◆ The task: Without the images, write out all of the following entries exactly.

══════

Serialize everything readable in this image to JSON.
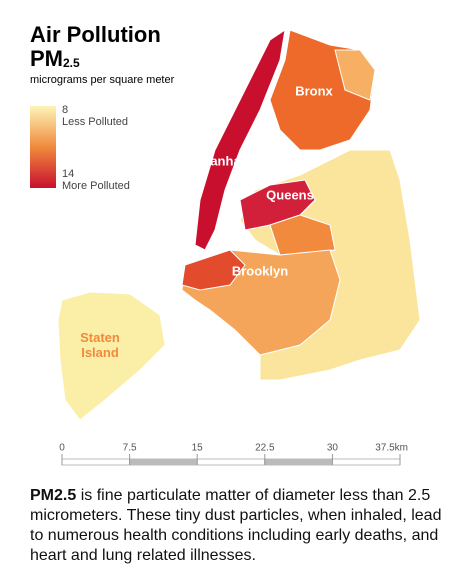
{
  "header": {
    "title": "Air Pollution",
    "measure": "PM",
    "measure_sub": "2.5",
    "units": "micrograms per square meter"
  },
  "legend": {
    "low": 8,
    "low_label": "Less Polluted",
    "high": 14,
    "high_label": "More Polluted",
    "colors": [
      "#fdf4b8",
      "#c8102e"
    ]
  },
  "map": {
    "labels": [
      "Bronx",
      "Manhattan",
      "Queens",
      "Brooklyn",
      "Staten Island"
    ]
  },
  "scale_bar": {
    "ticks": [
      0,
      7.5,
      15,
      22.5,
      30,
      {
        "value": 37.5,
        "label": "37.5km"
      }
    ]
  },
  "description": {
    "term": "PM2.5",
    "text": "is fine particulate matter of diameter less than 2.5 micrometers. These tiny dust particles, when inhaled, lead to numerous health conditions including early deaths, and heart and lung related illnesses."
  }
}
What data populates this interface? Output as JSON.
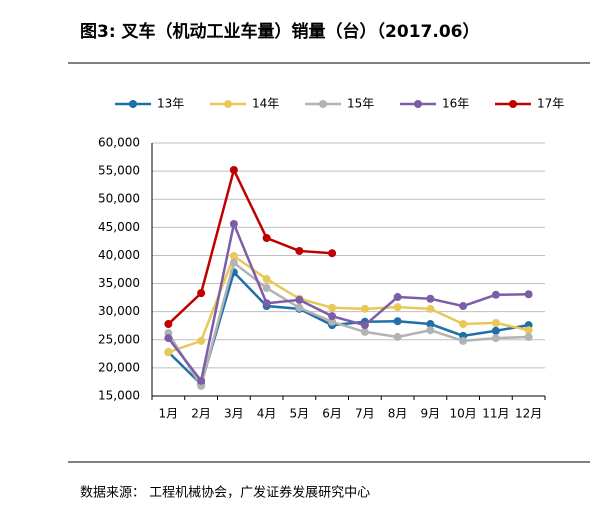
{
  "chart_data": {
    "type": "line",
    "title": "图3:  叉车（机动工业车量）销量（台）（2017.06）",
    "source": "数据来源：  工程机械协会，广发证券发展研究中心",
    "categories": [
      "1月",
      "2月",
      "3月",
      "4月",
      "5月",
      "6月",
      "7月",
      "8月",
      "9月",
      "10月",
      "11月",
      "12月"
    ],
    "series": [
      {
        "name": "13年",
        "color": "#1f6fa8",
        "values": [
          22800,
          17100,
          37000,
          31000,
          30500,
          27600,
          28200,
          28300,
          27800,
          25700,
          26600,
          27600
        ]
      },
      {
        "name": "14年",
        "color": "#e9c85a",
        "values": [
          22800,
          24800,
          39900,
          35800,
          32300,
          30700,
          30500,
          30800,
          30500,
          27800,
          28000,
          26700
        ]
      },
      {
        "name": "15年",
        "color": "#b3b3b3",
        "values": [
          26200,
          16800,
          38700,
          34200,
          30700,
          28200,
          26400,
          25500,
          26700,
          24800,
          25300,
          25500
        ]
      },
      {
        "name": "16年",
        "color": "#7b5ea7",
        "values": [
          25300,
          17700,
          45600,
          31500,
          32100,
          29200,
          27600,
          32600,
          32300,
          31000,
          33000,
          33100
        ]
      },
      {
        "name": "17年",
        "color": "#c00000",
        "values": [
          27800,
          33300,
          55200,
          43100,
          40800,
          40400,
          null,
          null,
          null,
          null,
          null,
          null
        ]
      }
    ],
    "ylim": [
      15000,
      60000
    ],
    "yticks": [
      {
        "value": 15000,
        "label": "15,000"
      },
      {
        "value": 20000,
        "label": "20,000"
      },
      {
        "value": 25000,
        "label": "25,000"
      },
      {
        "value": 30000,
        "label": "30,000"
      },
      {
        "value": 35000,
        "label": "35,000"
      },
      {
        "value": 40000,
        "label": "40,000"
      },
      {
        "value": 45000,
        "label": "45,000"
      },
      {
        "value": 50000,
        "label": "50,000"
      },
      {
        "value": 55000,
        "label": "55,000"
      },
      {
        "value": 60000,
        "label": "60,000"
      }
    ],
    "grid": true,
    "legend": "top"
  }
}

══════

◆ Result below:
Serialize everything readable in this image to JSON.
{
  "header": {
    "title": "Air Pollution",
    "measure": "PM",
    "measure_sub": "2.5",
    "units": "micrograms per square meter"
  },
  "legend": {
    "low": 8,
    "low_label": "Less Polluted",
    "high": 14,
    "high_label": "More Polluted",
    "colors": [
      "#fdf4b8",
      "#c8102e"
    ]
  },
  "map": {
    "labels": [
      "Bronx",
      "Manhattan",
      "Queens",
      "Brooklyn",
      "Staten Island"
    ]
  },
  "scale_bar": {
    "ticks": [
      0,
      7.5,
      15,
      22.5,
      30,
      {
        "value": 37.5,
        "label": "37.5km"
      }
    ]
  },
  "description": {
    "term": "PM2.5",
    "text": "is fine particulate matter of diameter less than 2.5 micrometers. These tiny dust particles, when inhaled, lead to numerous health conditions including early deaths, and heart and lung related illnesses."
  }
}
What data populates this interface? Output as JSON.
{
  "chart_data": {
    "type": "line",
    "title": "图3:  叉车（机动工业车量）销量（台）（2017.06）",
    "source": "数据来源：  工程机械协会，广发证券发展研究中心",
    "categories": [
      "1月",
      "2月",
      "3月",
      "4月",
      "5月",
      "6月",
      "7月",
      "8月",
      "9月",
      "10月",
      "11月",
      "12月"
    ],
    "series": [
      {
        "name": "13年",
        "color": "#1f6fa8",
        "values": [
          22800,
          17100,
          37000,
          31000,
          30500,
          27600,
          28200,
          28300,
          27800,
          25700,
          26600,
          27600
        ]
      },
      {
        "name": "14年",
        "color": "#e9c85a",
        "values": [
          22800,
          24800,
          39900,
          35800,
          32300,
          30700,
          30500,
          30800,
          30500,
          27800,
          28000,
          26700
        ]
      },
      {
        "name": "15年",
        "color": "#b3b3b3",
        "values": [
          26200,
          16800,
          38700,
          34200,
          30700,
          28200,
          26400,
          25500,
          26700,
          24800,
          25300,
          25500
        ]
      },
      {
        "name": "16年",
        "color": "#7b5ea7",
        "values": [
          25300,
          17700,
          45600,
          31500,
          32100,
          29200,
          27600,
          32600,
          32300,
          31000,
          33000,
          33100
        ]
      },
      {
        "name": "17年",
        "color": "#c00000",
        "values": [
          27800,
          33300,
          55200,
          43100,
          40800,
          40400,
          null,
          null,
          null,
          null,
          null,
          null
        ]
      }
    ],
    "ylim": [
      15000,
      60000
    ],
    "yticks": [
      {
        "value": 15000,
        "label": "15,000"
      },
      {
        "value": 20000,
        "label": "20,000"
      },
      {
        "value": 25000,
        "label": "25,000"
      },
      {
        "value": 30000,
        "label": "30,000"
      },
      {
        "value": 35000,
        "label": "35,000"
      },
      {
        "value": 40000,
        "label": "40,000"
      },
      {
        "value": 45000,
        "label": "45,000"
      },
      {
        "value": 50000,
        "label": "50,000"
      },
      {
        "value": 55000,
        "label": "55,000"
      },
      {
        "value": 60000,
        "label": "60,000"
      }
    ],
    "grid": true,
    "legend": "top"
  }
}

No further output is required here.